--- DATA FOR THIS TASK ---

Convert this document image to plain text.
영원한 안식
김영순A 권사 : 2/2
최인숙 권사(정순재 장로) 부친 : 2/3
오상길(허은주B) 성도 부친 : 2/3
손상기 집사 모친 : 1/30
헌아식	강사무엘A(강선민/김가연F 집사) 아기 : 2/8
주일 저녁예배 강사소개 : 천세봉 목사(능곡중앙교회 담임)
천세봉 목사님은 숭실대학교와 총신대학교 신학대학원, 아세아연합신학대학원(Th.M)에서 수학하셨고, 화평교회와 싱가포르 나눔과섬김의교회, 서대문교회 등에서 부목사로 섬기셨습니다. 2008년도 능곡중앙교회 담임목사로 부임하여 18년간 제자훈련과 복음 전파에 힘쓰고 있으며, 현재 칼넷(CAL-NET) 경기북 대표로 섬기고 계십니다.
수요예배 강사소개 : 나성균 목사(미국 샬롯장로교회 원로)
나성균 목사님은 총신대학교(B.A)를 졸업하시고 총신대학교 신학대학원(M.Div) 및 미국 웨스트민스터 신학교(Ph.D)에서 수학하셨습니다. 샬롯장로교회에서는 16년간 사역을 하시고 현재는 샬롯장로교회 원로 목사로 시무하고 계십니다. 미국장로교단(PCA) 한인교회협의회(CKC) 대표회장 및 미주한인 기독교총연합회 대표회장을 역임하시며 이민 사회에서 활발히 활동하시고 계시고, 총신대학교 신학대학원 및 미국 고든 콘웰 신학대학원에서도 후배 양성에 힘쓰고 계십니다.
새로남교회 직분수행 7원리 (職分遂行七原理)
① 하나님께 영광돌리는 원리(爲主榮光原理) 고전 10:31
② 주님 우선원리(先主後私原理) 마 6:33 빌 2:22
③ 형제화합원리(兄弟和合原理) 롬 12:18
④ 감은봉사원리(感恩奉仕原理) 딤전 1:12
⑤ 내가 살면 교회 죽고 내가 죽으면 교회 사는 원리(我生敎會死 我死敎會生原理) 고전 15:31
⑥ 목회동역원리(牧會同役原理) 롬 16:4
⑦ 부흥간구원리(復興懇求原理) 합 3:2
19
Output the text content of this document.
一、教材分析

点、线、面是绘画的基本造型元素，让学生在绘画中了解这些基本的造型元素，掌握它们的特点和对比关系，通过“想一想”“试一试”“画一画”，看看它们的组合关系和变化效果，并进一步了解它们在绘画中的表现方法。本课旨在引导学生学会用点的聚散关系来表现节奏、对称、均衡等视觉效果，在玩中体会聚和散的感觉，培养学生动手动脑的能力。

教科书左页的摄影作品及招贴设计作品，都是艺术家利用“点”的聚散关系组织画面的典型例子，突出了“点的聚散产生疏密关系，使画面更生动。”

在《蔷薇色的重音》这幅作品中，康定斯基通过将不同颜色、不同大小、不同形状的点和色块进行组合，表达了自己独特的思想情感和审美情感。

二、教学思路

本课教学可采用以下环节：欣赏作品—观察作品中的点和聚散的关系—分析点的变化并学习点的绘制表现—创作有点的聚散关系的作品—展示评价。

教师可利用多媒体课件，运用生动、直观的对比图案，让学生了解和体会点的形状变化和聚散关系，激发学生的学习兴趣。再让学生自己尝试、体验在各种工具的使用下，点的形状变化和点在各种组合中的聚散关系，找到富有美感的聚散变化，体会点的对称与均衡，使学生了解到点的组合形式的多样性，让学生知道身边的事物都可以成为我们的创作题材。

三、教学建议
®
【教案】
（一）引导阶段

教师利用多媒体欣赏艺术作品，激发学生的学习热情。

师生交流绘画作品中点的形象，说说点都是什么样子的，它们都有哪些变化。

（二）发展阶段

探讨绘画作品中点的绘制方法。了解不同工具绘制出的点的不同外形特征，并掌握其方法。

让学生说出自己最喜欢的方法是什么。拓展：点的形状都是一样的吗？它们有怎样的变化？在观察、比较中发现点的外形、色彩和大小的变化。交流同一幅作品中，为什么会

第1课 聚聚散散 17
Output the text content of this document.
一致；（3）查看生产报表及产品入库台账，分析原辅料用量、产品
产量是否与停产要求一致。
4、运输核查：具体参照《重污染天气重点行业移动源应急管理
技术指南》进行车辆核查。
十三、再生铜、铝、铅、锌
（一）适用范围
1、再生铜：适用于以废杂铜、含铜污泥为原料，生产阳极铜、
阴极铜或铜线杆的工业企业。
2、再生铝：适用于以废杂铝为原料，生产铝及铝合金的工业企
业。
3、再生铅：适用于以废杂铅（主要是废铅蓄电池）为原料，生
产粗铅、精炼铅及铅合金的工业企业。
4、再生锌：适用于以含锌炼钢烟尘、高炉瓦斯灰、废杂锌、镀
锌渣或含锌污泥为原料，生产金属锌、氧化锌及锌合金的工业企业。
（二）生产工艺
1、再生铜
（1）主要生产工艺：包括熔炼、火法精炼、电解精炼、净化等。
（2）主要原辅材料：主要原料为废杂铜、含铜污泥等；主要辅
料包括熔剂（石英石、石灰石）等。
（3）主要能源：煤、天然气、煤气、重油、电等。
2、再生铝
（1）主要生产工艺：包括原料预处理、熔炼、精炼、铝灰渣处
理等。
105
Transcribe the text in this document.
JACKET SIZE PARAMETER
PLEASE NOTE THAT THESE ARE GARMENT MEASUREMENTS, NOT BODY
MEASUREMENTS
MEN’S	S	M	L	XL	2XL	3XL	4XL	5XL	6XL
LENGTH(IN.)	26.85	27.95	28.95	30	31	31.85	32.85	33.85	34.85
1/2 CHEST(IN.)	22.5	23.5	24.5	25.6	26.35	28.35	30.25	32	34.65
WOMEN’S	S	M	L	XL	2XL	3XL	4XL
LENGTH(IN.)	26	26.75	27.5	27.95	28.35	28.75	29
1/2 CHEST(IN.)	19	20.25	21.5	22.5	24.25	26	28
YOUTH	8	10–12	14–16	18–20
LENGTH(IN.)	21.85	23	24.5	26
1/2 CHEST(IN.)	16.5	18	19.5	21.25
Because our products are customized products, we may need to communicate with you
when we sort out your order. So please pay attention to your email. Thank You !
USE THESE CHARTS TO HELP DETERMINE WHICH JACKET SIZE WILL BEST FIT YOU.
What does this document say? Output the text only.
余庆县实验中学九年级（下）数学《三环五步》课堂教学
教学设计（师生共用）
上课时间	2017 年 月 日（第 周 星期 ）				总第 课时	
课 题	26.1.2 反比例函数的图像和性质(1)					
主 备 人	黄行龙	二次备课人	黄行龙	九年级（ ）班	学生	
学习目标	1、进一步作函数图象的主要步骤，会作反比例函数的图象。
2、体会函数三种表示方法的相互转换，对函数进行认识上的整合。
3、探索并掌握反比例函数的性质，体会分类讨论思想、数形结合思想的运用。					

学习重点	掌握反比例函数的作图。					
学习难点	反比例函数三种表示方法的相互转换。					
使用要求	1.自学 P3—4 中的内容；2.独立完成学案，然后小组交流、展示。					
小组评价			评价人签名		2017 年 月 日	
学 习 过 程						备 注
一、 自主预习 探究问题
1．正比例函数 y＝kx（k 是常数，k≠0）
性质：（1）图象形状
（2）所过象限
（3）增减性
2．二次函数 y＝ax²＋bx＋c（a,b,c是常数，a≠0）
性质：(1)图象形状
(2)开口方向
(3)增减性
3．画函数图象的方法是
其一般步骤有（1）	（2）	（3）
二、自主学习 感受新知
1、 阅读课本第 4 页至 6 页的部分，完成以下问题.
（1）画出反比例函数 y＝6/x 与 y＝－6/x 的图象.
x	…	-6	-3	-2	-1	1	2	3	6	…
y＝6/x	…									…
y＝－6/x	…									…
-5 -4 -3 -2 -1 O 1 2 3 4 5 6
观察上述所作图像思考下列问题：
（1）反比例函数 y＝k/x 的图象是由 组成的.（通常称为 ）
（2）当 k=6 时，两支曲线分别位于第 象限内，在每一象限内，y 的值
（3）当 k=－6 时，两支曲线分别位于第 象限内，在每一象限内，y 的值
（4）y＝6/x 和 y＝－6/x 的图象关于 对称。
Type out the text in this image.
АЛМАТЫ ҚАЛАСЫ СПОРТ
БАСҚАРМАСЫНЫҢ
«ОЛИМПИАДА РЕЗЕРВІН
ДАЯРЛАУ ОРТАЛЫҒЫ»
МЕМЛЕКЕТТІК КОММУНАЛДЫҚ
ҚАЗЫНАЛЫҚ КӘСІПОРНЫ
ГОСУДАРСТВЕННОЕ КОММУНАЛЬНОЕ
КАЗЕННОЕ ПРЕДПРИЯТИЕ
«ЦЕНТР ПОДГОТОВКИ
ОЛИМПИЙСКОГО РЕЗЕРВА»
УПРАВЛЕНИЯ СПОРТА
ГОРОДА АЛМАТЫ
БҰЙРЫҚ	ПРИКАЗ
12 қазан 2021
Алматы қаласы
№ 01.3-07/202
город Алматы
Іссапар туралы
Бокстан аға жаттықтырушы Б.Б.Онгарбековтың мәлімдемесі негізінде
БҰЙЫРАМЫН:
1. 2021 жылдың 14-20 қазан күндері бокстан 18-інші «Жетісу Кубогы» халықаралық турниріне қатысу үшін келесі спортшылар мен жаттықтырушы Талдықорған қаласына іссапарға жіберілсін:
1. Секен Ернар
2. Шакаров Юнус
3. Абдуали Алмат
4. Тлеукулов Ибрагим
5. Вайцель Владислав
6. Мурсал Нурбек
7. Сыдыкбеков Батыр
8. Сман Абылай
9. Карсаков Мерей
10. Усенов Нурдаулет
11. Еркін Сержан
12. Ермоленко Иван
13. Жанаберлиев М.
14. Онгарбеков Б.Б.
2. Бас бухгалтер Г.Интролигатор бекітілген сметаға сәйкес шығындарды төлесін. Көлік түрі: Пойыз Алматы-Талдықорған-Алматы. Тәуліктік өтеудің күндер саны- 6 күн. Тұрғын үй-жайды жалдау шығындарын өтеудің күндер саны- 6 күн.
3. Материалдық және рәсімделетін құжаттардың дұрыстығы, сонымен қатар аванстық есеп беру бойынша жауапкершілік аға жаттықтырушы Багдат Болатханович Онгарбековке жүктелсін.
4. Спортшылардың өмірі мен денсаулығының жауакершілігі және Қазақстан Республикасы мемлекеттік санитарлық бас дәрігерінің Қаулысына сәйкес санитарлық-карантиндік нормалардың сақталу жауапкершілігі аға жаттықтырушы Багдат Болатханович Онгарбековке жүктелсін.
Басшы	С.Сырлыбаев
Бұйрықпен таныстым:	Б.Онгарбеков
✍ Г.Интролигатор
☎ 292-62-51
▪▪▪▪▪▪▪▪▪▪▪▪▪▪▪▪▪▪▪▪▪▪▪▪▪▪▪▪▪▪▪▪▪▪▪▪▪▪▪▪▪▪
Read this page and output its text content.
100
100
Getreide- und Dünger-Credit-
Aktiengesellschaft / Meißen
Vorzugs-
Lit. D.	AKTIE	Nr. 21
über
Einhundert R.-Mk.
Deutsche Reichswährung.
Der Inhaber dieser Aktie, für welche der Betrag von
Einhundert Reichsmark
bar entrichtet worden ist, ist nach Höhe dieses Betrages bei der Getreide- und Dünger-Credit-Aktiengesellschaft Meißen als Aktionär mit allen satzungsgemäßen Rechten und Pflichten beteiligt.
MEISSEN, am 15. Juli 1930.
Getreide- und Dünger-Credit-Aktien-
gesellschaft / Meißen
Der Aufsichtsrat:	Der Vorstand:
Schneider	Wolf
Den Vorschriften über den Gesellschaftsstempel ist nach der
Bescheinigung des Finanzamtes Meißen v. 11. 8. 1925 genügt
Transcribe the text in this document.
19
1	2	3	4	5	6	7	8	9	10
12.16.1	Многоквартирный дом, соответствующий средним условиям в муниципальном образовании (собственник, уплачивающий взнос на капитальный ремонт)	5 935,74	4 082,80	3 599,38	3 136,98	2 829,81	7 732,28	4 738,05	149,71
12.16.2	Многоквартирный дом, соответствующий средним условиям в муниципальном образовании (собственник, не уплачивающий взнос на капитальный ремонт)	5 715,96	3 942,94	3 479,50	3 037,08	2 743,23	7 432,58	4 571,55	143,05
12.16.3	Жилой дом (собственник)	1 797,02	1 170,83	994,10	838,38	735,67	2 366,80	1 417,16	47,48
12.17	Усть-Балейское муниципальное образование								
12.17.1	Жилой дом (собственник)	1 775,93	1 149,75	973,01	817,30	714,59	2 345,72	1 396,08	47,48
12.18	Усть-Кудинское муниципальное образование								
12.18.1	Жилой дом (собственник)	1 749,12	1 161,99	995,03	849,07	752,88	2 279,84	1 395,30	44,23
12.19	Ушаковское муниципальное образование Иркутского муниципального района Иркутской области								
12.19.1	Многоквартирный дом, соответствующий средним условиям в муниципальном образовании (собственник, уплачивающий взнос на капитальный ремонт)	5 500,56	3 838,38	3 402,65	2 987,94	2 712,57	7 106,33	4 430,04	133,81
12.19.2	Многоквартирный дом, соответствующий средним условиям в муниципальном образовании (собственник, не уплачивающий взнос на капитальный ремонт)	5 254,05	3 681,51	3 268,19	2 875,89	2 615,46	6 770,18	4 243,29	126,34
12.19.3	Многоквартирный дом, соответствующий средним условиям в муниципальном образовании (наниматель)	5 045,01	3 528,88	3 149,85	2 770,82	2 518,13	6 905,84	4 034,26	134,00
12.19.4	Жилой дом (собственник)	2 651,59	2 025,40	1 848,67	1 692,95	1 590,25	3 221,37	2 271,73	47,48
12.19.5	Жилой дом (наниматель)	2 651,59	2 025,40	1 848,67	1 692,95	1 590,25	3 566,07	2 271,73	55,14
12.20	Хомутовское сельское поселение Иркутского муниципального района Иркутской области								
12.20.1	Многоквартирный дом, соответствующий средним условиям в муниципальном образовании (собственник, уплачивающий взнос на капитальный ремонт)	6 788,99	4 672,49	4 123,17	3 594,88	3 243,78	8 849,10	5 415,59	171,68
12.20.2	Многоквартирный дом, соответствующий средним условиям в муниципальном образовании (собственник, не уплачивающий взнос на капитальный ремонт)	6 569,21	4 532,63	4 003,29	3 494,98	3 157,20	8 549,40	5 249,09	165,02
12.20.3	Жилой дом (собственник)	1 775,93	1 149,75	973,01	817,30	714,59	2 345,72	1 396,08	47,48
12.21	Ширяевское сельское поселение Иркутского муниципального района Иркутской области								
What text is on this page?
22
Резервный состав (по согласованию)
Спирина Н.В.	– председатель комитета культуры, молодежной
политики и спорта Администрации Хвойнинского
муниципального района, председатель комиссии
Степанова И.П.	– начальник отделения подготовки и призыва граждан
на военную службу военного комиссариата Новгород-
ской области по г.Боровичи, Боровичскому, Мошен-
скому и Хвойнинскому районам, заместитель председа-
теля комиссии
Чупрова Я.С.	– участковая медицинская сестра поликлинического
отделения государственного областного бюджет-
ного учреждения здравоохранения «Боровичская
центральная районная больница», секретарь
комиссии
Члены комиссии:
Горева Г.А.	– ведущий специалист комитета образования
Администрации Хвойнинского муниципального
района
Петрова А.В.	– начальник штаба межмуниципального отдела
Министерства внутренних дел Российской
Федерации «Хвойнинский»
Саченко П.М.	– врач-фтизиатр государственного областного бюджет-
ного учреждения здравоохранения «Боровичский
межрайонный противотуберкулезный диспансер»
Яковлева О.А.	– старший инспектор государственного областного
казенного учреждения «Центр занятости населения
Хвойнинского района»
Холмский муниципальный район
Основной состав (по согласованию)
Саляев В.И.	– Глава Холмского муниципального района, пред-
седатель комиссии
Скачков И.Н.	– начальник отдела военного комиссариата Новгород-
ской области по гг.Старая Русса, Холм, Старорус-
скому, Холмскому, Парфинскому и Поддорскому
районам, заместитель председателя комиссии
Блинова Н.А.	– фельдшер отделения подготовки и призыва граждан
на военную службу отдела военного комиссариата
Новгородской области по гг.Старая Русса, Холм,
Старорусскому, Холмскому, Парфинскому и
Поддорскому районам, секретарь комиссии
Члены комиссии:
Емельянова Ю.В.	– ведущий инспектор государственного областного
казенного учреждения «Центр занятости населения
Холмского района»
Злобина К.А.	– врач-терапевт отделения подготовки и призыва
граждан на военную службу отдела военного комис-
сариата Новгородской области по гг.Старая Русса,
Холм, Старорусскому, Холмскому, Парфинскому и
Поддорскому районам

---

▶ _WHAT TO PRODUCE_
Which lines hold the string "комиссии"? Copy all of them from the data above.

▶ _REPLY_
муниципального района, председатель комиссии
теля комиссии
комиссии
Члены комиссии:
седатель комиссии
районам, заместитель председателя комиссии
Поддорскому районам, секретарь комиссии
Члены комиссии:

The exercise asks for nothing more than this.